_TASK_: Take the material below and retype it in full; pictures are left out.

_MATERIAL SUPPLIED_:
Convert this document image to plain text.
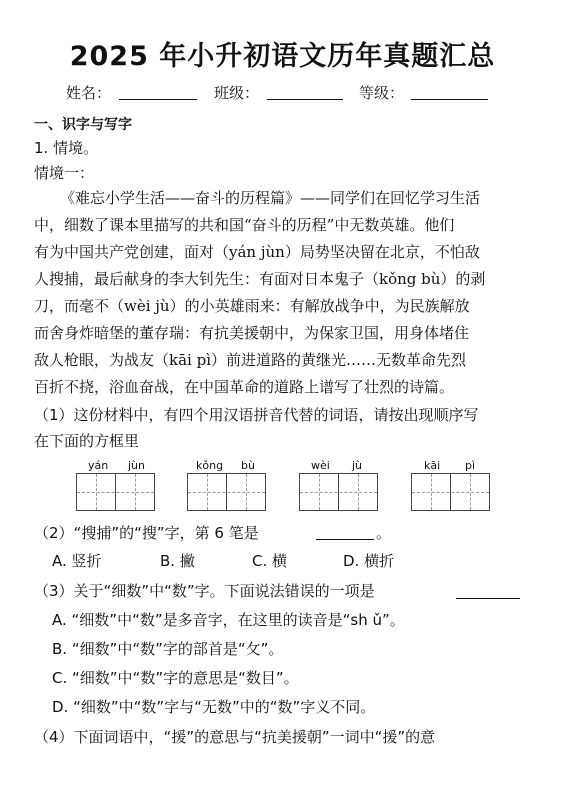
2025 年小升初语文历年真题汇总
姓名：	班级：	等级：
一、识字与写字
1. 情境。
情境一：
《难忘小学生活——奋斗的历程篇》——同学们在回忆学习生活
中，细数了课本里描写的共和国“奋斗的历程”中无数英雄。他们
有为中国共产党创建，面对（yán jùn）局势坚决留在北京，不怕敌
人搜捕，最后献身的李大钊先生：有面对日本鬼子（kǒng bù）的剥
刀，而毫不（wèi jù）的小英雄雨来：有解放战争中，为民族解放
而舍身炸暗堡的董存瑞：有抗美援朝中，为保家卫国，用身体堵住
敌人枪眼，为战友（kāi pì）前进道路的黄继光……无数革命先烈
百折不挠，浴血奋战，在中国革命的道路上谱写了壮烈的诗篇。
（1）这份材料中，有四个用汉语拼音代替的词语，请按出现顺序写
在下面的方框里
yán jùn	kǒng bù	wèi jù	kāi pì
（2）“搜捕”的“搜”字，第 6 笔是	。
A. 竖折	B. 撇	C. 横	D. 横折
（3）关于“细数”中“数”字。下面说法错误的一项是
A. “细数”中“数”是多音字，在这里的读音是“sh ǔ”。
B. “细数”中“数”字的部首是“攵”。
C. “细数”中“数”字的意思是“数目”。
D. “细数”中“数”字与“无数”中的“数”字义不同。
（4）下面词语中，“援”的意思与“抗美援朝”一词中“援”的意
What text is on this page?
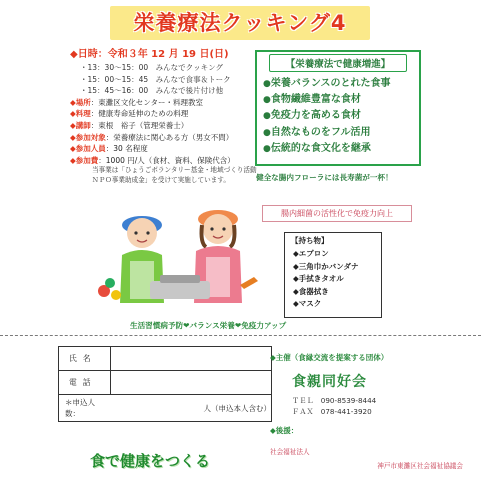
栄養療法クッキング4
◆日時：令和３年 12 月 19 日(日)
・13：30～15：00　みんなでクッキング
・15：00～15：45　みんなで食事＆トーク
・15：45～16：00　みんなで後片付け他
◆場所：東灘区文化センター・料理教室
◆料理：健康寿命延伸のための料理
◆講師：東根　裕子（管理栄養士）
◆参加対象：栄養療法に関心ある方（男女不問）
◆参加人員：30 名程度
◆参加費：1000 円/人（食材、資料、保険代含）
当事業は「ひょうごボランタリー基金・地域づくり活動
ＮＰＯ事業助成金」を受けて実施しています。
【栄養療法で健康増進】
●栄養バランスのとれた食事
●食物繊維豊富な食材
●免疫力を高める食材
●自然なものをフル活用
●伝統的な食文化を継承
健全な腸内フローラには長寿菌が一杯！
腸内細菌の活性化で免疫力向上
【持ち物】
◆エプロン
◆三角巾かバンダナ
◆手拭きタオル
◆食器拭き
◆マスク
生活習慣病予防❤バランス栄養❤免疫力アップ
氏名
電話
＊申込人数：
人（申込本人含む）
◆主催（食縁交流を提案する団体）
食親同好会
ＴＥＬ　090-8539-8444
ＦＡＸ　078-441-3920
◆後援：
社会福祉法人
神戸市東灘区社会福祉協議会
食で健康をつくる
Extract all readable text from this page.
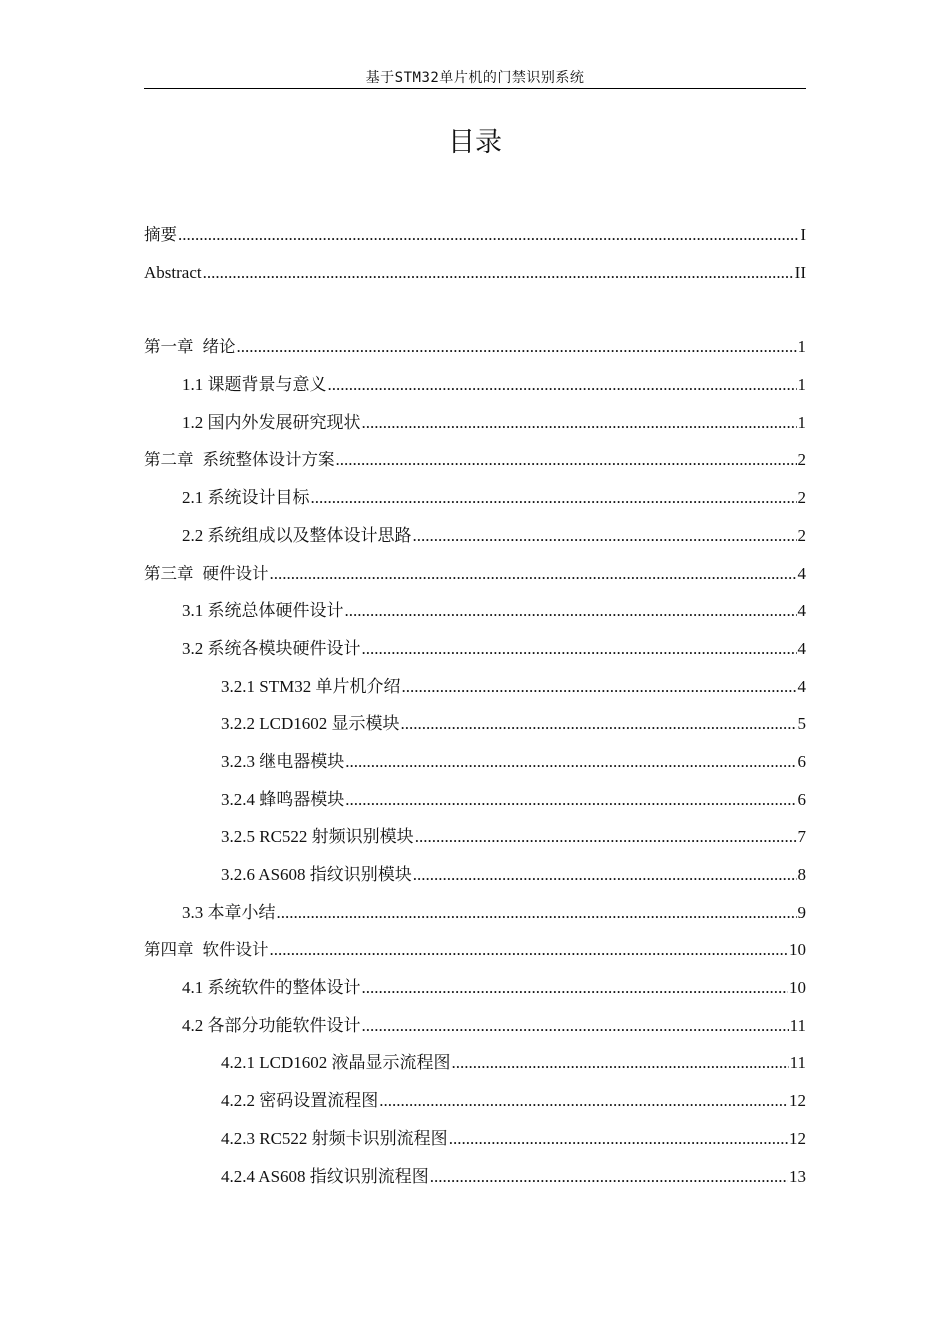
基于STM32单片机的门禁识别系统
目录
摘要 .....	I
Abstract .....	II
第一章 绪论 .....	1
1.1 课题背景与意义 .....	1
1.2 国内外发展研究现状 .....	1
第二章 系统整体设计方案 .....	2
2.1 系统设计目标 .....	2
2.2 系统组成以及整体设计思路 .....	2
第三章 硬件设计 .....	4
3.1 系统总体硬件设计 .....	4
3.2 系统各模块硬件设计 .....	4
3.2.1 STM32 单片机介绍 .....	4
3.2.2 LCD1602 显示模块 .....	5
3.2.3 继电器模块 .....	6
3.2.4 蜂鸣器模块 .....	6
3.2.5 RC522 射频识别模块 .....	7
3.2.6 AS608 指纹识别模块 .....	8
3.3 本章小结 .....	9
第四章 软件设计 .....	10
4.1 系统软件的整体设计 .....	10
4.2 各部分功能软件设计 .....	11
4.2.1 LCD1602 液晶显示流程图 .....	11
4.2.2 密码设置流程图 .....	12
4.2.3 RC522 射频卡识别流程图 .....	12
4.2.4 AS608 指纹识别流程图 .....	13
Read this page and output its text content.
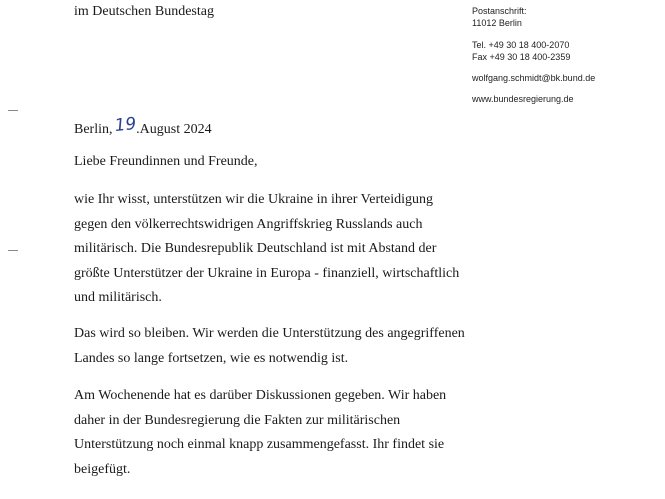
im Deutschen Bundestag	Postanschrift:
11012 Berlin
Tel. +49 30 18 400-2070
Fax +49 30 18 400-2359
wolfgang.schmidt@bk.bund.de
www.bundesregierung.de
Berlin,19.August 2024
Liebe Freundinnen und Freunde,
wie Ihr wisst, unterstützen wir die Ukraine in ihrer Verteidigung
gegen den völkerrechtswidrigen Angriffskrieg Russlands auch
militärisch. Die Bundesrepublik Deutschland ist mit Abstand der
größte Unterstützer der Ukraine in Europa - finanziell, wirtschaftlich
und militärisch.
Das wird so bleiben. Wir werden die Unterstützung des angegriffenen
Landes so lange fortsetzen, wie es notwendig ist.
Am Wochenende hat es darüber Diskussionen gegeben. Wir haben
daher in der Bundesregierung die Fakten zur militärischen
Unterstützung noch einmal knapp zusammengefasst. Ihr findet sie
beigefügt.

_ANSWER_:
Convert this document image to plain text.
2025 年小升初语文历年真题汇总
姓名：	班级：	等级：
一、识字与写字
1. 情境。
情境一：
《难忘小学生活——奋斗的历程篇》——同学们在回忆学习生活
中，细数了课本里描写的共和国“奋斗的历程”中无数英雄。他们
有为中国共产党创建，面对（yán jùn）局势坚决留在北京，不怕敌
人搜捕，最后献身的李大钊先生：有面对日本鬼子（kǒng bù）的剥
刀，而毫不（wèi jù）的小英雄雨来：有解放战争中，为民族解放
而舍身炸暗堡的董存瑞：有抗美援朝中，为保家卫国，用身体堵住
敌人枪眼，为战友（kāi pì）前进道路的黄继光……无数革命先烈
百折不挠，浴血奋战，在中国革命的道路上谱写了壮烈的诗篇。
（1）这份材料中，有四个用汉语拼音代替的词语，请按出现顺序写
在下面的方框里
yán jùn	kǒng bù	wèi jù	kāi pì
（2）“搜捕”的“搜”字，第 6 笔是	。
A. 竖折	B. 撇	C. 横	D. 横折
（3）关于“细数”中“数”字。下面说法错误的一项是
A. “细数”中“数”是多音字，在这里的读音是“sh ǔ”。
B. “细数”中“数”字的部首是“攵”。
C. “细数”中“数”字的意思是“数目”。
D. “细数”中“数”字与“无数”中的“数”字义不同。
（4）下面词语中，“援”的意思与“抗美援朝”一词中“援”的意
What text is on this page?
栄養療法クッキング4
◆日時：令和３年 12 月 19 日(日)
・13：30～15：00　みんなでクッキング
・15：00～15：45　みんなで食事＆トーク
・15：45～16：00　みんなで後片付け他
◆場所：東灘区文化センター・料理教室
◆料理：健康寿命延伸のための料理
◆講師：東根　裕子（管理栄養士）
◆参加対象：栄養療法に関心ある方（男女不問）
◆参加人員：30 名程度
◆参加費：1000 円/人（食材、資料、保険代含）
当事業は「ひょうごボランタリー基金・地域づくり活動
ＮＰＯ事業助成金」を受けて実施しています。
【栄養療法で健康増進】
●栄養バランスのとれた食事
●食物繊維豊富な食材
●免疫力を高める食材
●自然なものをフル活用
●伝統的な食文化を継承
健全な腸内フローラには長寿菌が一杯！
腸内細菌の活性化で免疫力向上
【持ち物】
◆エプロン
◆三角巾かバンダナ
◆手拭きタオル
◆食器拭き
◆マスク
生活習慣病予防❤バランス栄養❤免疫力アップ
氏名
電話
＊申込人数：
人（申込本人含む）
◆主催（食縁交流を提案する団体）
食親同好会
ＴＥＬ　090-8539-8444
ＦＡＸ　078-441-3920
◆後援：
社会福祉法人
神戸市東灘区社会福祉協議会
食で健康をつくる
Extract all readable text from this page.
基于STM32单片机的门禁识别系统
目录
摘要 .....	I
Abstract .....	II
第一章 绪论 .....	1
1.1 课题背景与意义 .....	1
1.2 国内外发展研究现状 .....	1
第二章 系统整体设计方案 .....	2
2.1 系统设计目标 .....	2
2.2 系统组成以及整体设计思路 .....	2
第三章 硬件设计 .....	4
3.1 系统总体硬件设计 .....	4
3.2 系统各模块硬件设计 .....	4
3.2.1 STM32 单片机介绍 .....	4
3.2.2 LCD1602 显示模块 .....	5
3.2.3 继电器模块 .....	6
3.2.4 蜂鸣器模块 .....	6
3.2.5 RC522 射频识别模块 .....	7
3.2.6 AS608 指纹识别模块 .....	8
3.3 本章小结 .....	9
第四章 软件设计 .....	10
4.1 系统软件的整体设计 .....	10
4.2 各部分功能软件设计 .....	11
4.2.1 LCD1602 液晶显示流程图 .....	11
4.2.2 密码设置流程图 .....	12
4.2.3 RC522 射频卡识别流程图 .....	12
4.2.4 AS608 指纹识别流程图 .....	13
Read this page and output its text content.
im Deutschen Bundestag	Postanschrift:
11012 Berlin
Tel. +49 30 18 400-2070
Fax +49 30 18 400-2359
wolfgang.schmidt@bk.bund.de
www.bundesregierung.de
Berlin,19.August 2024
Liebe Freundinnen und Freunde,
wie Ihr wisst, unterstützen wir die Ukraine in ihrer Verteidigung
gegen den völkerrechtswidrigen Angriffskrieg Russlands auch
militärisch. Die Bundesrepublik Deutschland ist mit Abstand der
größte Unterstützer der Ukraine in Europa - finanziell, wirtschaftlich
und militärisch.
Das wird so bleiben. Wir werden die Unterstützung des angegriffenen
Landes so lange fortsetzen, wie es notwendig ist.
Am Wochenende hat es darüber Diskussionen gegeben. Wir haben
daher in der Bundesregierung die Fakten zur militärischen
Unterstützung noch einmal knapp zusammengefasst. Ihr findet sie
beigefügt.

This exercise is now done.